Records for the exercise
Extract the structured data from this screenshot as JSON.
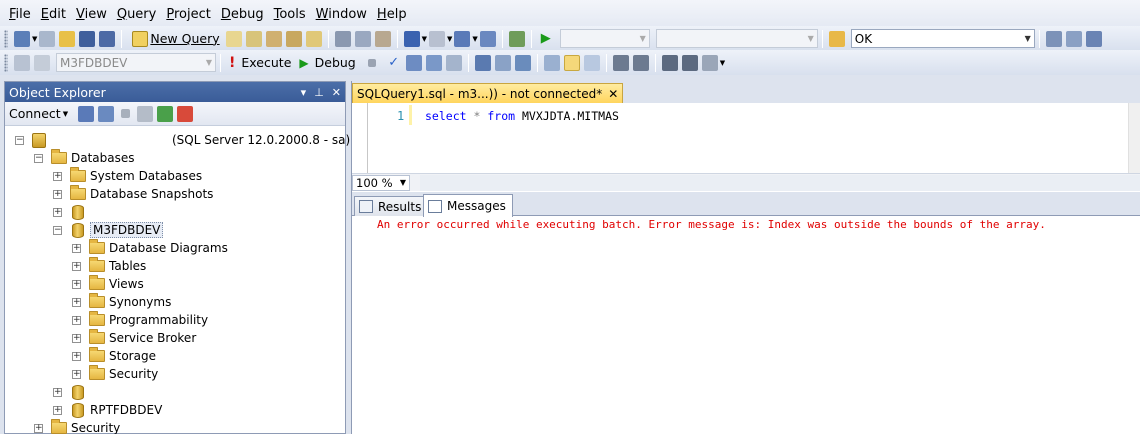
{
  "menu": {
    "items": [
      {
        "label": "File",
        "accel": "F"
      },
      {
        "label": "Edit",
        "accel": "E"
      },
      {
        "label": "View",
        "accel": "V"
      },
      {
        "label": "Query",
        "accel": "Q"
      },
      {
        "label": "Project",
        "accel": "P"
      },
      {
        "label": "Debug",
        "accel": "D"
      },
      {
        "label": "Tools",
        "accel": "T"
      },
      {
        "label": "Window",
        "accel": "W"
      },
      {
        "label": "Help",
        "accel": "H"
      }
    ]
  },
  "toolbar1": {
    "new_query_label": "New Query",
    "solution_combo_value": "OK"
  },
  "toolbar2": {
    "database_combo_value": "M3FDBDEV",
    "execute_label": "Execute",
    "debug_label": "Debug"
  },
  "object_explorer": {
    "title": "Object Explorer",
    "connect_label": "Connect",
    "server_suffix": "(SQL Server 12.0.2000.8 - sa)",
    "tree": {
      "databases": "Databases",
      "system_databases": "System Databases",
      "database_snapshots": "Database Snapshots",
      "selected_db": "M3FDBDEV",
      "children": [
        "Database Diagrams",
        "Tables",
        "Views",
        "Synonyms",
        "Programmability",
        "Service Broker",
        "Storage",
        "Security"
      ],
      "rpt_db": "RPTFDBDEV",
      "security": "Security"
    }
  },
  "editor": {
    "tab_label": "SQLQuery1.sql - m3...)) - not connected*",
    "line_number": "1",
    "code": {
      "kw_select": "select",
      "star": "*",
      "kw_from": "from",
      "table": "MVXJDTA.MITMAS"
    },
    "zoom": "100 %"
  },
  "results": {
    "tabs": [
      {
        "label": "Results"
      },
      {
        "label": "Messages"
      }
    ],
    "error_message": "An error occurred while executing batch. Error message is: Index was outside the bounds of the array."
  },
  "colors": {
    "error": "#e00000",
    "keyword": "#0000ff",
    "title_bar": "#3a5c98",
    "active_tab": "#ffd55e"
  }
}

What to work on
Every line of the data should be copied as it stands, without the images.

Result for this exercise
Extract the structured data from this screenshot as JSON.
{
  "menu": {
    "items": [
      {
        "label": "File",
        "accel": "F"
      },
      {
        "label": "Edit",
        "accel": "E"
      },
      {
        "label": "View",
        "accel": "V"
      },
      {
        "label": "Query",
        "accel": "Q"
      },
      {
        "label": "Project",
        "accel": "P"
      },
      {
        "label": "Debug",
        "accel": "D"
      },
      {
        "label": "Tools",
        "accel": "T"
      },
      {
        "label": "Window",
        "accel": "W"
      },
      {
        "label": "Help",
        "accel": "H"
      }
    ]
  },
  "toolbar1": {
    "new_query_label": "New Query",
    "solution_combo_value": "OK"
  },
  "toolbar2": {
    "database_combo_value": "M3FDBDEV",
    "execute_label": "Execute",
    "debug_label": "Debug"
  },
  "object_explorer": {
    "title": "Object Explorer",
    "connect_label": "Connect",
    "server_suffix": "(SQL Server 12.0.2000.8 - sa)",
    "tree": {
      "databases": "Databases",
      "system_databases": "System Databases",
      "database_snapshots": "Database Snapshots",
      "selected_db": "M3FDBDEV",
      "children": [
        "Database Diagrams",
        "Tables",
        "Views",
        "Synonyms",
        "Programmability",
        "Service Broker",
        "Storage",
        "Security"
      ],
      "rpt_db": "RPTFDBDEV",
      "security": "Security"
    }
  },
  "editor": {
    "tab_label": "SQLQuery1.sql - m3...)) - not connected*",
    "line_number": "1",
    "code": {
      "kw_select": "select",
      "star": "*",
      "kw_from": "from",
      "table": "MVXJDTA.MITMAS"
    },
    "zoom": "100 %"
  },
  "results": {
    "tabs": [
      {
        "label": "Results"
      },
      {
        "label": "Messages"
      }
    ],
    "error_message": "An error occurred while executing batch. Error message is: Index was outside the bounds of the array."
  },
  "colors": {
    "error": "#e00000",
    "keyword": "#0000ff",
    "title_bar": "#3a5c98",
    "active_tab": "#ffd55e"
  }
}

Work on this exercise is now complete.